- _EXERCISE TASK_
In the listing below, find every line containing "associate" and copy it out.

:: RAW DATA

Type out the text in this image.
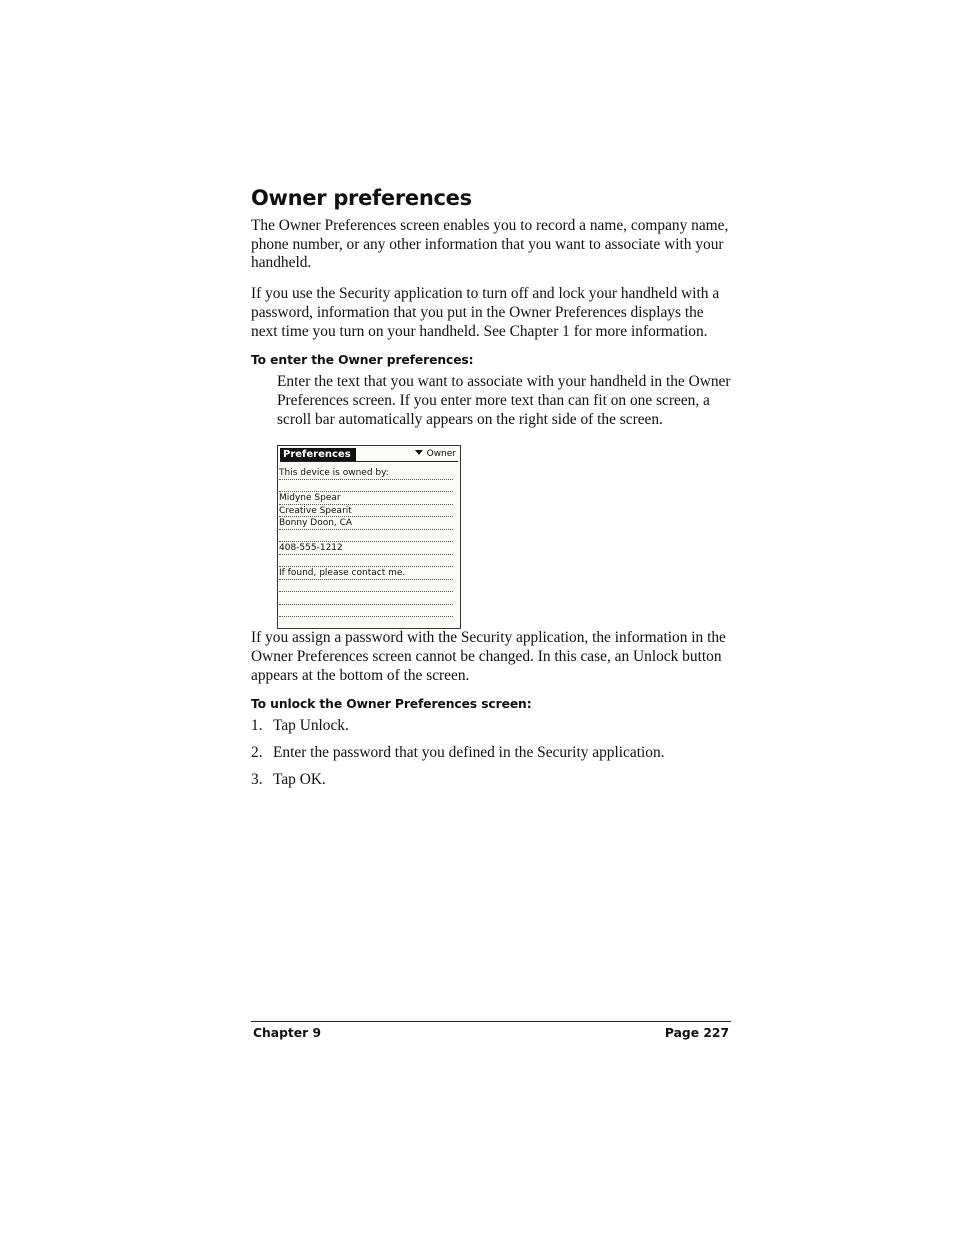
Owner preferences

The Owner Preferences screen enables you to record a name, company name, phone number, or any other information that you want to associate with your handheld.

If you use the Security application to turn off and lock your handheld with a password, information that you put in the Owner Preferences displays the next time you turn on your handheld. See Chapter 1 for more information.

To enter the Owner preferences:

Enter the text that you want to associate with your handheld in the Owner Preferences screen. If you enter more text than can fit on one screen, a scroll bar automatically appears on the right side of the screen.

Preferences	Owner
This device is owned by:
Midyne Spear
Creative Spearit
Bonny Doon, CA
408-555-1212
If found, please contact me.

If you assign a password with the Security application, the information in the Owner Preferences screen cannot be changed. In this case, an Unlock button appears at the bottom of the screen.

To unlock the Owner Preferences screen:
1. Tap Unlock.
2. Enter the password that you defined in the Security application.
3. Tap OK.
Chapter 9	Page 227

::::
:: RAW DATA

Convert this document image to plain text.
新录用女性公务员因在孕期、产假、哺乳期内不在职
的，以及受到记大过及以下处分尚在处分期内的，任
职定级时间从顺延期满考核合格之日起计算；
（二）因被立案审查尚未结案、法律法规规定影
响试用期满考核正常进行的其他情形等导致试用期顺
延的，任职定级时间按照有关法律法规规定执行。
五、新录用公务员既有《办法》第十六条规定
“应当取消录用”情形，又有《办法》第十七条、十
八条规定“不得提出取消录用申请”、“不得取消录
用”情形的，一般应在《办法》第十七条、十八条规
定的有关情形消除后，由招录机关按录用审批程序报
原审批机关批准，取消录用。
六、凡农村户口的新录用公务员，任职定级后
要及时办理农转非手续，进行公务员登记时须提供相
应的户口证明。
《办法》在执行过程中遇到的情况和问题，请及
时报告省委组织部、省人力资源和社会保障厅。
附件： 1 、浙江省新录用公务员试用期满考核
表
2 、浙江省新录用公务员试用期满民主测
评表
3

::::
:: RAW DATA

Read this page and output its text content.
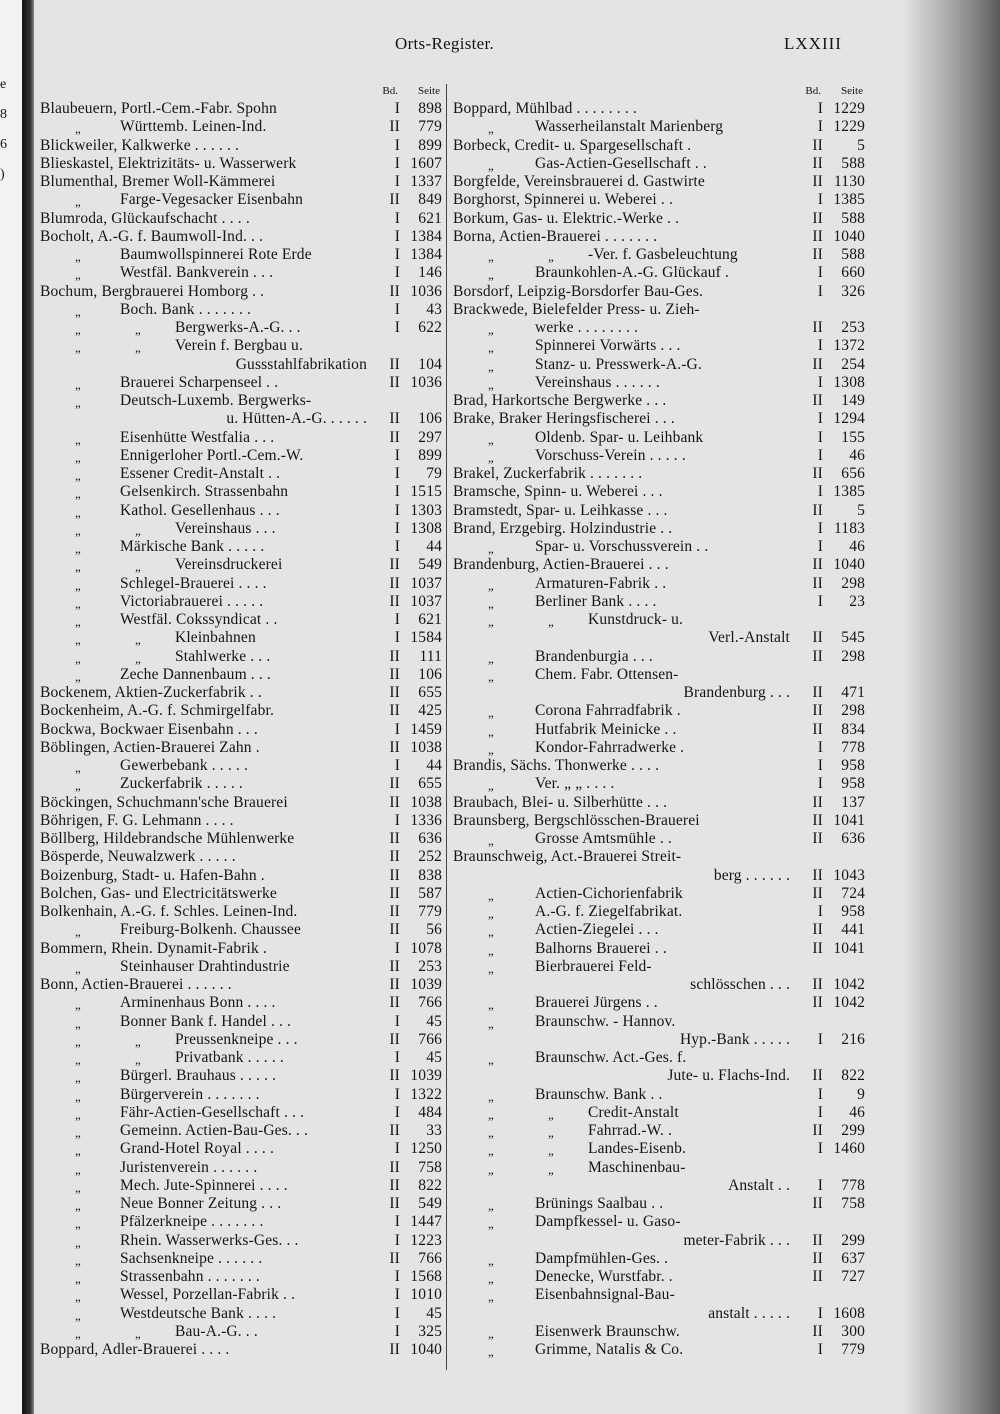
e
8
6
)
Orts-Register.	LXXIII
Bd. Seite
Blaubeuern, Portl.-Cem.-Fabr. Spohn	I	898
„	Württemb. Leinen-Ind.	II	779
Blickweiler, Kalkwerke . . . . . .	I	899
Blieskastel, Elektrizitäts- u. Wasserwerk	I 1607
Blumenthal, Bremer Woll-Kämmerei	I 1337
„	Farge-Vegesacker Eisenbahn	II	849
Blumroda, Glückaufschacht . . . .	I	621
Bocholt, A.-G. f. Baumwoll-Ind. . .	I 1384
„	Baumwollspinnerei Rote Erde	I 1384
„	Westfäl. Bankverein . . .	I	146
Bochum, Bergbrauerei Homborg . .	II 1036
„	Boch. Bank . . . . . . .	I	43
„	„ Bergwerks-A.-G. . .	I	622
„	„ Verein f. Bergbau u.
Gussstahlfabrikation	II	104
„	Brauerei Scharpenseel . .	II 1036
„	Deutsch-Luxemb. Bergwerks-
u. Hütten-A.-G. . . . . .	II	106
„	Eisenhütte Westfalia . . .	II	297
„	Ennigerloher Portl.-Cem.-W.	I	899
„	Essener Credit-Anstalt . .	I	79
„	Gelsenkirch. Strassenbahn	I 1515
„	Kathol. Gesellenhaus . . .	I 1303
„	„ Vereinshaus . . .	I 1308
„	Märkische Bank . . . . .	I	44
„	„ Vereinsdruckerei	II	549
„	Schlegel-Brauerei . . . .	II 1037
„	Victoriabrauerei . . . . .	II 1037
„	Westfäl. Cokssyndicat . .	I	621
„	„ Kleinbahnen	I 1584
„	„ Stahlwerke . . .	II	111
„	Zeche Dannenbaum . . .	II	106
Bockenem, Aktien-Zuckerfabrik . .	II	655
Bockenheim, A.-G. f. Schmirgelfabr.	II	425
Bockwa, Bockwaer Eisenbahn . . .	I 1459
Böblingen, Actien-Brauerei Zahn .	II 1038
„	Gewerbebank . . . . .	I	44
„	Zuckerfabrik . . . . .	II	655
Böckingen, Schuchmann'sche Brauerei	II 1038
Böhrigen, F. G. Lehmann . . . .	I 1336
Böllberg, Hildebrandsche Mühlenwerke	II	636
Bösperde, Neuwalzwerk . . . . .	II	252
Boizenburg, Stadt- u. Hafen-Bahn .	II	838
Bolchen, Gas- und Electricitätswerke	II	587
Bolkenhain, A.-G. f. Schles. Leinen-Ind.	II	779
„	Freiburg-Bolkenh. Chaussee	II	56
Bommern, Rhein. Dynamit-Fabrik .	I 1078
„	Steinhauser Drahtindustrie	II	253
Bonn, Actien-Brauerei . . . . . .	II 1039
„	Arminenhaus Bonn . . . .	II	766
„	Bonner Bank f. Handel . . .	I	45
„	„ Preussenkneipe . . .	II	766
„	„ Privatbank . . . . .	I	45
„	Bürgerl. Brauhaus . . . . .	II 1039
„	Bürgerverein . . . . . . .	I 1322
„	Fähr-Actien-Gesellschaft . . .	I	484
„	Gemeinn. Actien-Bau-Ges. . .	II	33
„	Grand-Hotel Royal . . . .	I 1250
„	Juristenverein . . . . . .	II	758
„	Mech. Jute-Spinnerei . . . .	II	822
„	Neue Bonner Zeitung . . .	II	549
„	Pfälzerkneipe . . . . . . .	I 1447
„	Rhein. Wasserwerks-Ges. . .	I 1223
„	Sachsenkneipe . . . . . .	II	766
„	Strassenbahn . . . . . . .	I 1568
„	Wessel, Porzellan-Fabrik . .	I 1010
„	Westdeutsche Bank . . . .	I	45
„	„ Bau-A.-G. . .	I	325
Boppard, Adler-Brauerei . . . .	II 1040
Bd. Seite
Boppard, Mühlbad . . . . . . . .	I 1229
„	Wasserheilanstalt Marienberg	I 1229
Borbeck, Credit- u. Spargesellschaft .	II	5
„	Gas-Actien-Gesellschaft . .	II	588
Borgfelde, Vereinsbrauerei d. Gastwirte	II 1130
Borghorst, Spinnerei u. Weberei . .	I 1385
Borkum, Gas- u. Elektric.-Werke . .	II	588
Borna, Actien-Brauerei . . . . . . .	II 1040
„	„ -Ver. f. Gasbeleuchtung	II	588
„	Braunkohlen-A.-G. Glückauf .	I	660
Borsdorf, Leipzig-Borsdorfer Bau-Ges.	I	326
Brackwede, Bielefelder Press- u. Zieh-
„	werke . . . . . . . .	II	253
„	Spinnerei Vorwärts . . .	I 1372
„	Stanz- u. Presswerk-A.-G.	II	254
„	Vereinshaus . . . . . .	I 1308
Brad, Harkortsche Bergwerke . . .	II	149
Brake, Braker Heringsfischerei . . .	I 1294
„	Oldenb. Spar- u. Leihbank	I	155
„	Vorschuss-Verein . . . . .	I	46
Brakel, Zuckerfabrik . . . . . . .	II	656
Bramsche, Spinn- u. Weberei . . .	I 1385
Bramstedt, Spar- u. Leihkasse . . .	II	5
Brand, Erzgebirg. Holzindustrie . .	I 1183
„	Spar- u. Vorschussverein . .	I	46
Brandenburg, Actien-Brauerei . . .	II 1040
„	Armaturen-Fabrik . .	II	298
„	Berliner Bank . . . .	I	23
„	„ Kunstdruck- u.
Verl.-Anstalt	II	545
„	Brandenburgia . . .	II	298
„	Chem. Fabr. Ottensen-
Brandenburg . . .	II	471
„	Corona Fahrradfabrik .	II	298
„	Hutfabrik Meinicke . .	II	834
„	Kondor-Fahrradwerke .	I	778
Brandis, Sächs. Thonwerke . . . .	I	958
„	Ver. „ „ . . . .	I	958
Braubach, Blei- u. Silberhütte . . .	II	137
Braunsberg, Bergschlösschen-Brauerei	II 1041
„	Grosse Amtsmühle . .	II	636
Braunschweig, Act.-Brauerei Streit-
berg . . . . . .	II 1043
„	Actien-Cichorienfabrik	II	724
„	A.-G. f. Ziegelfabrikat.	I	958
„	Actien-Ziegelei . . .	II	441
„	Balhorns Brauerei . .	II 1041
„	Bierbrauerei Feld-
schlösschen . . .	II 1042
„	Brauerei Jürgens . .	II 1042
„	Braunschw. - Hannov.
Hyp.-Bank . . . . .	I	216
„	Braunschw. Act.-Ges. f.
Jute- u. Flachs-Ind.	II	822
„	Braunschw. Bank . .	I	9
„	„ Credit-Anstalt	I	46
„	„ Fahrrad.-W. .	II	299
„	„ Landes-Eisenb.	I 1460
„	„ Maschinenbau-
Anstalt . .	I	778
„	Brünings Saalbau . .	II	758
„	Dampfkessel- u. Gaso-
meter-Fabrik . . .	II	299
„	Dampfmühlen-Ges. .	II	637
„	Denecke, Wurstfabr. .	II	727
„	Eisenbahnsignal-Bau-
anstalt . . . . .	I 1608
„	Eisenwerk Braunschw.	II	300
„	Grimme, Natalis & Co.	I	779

::::

- _CORRECT RESPONSE_
The Owner Preferences screen enables you to record a name, company name, phone number, or any other information that you want to associate with your handheld.
Enter the text that you want to associate with your handheld in the Owner Preferences screen. If you enter more text than can fit on one screen, a scroll bar automatically appears on the right side of the screen.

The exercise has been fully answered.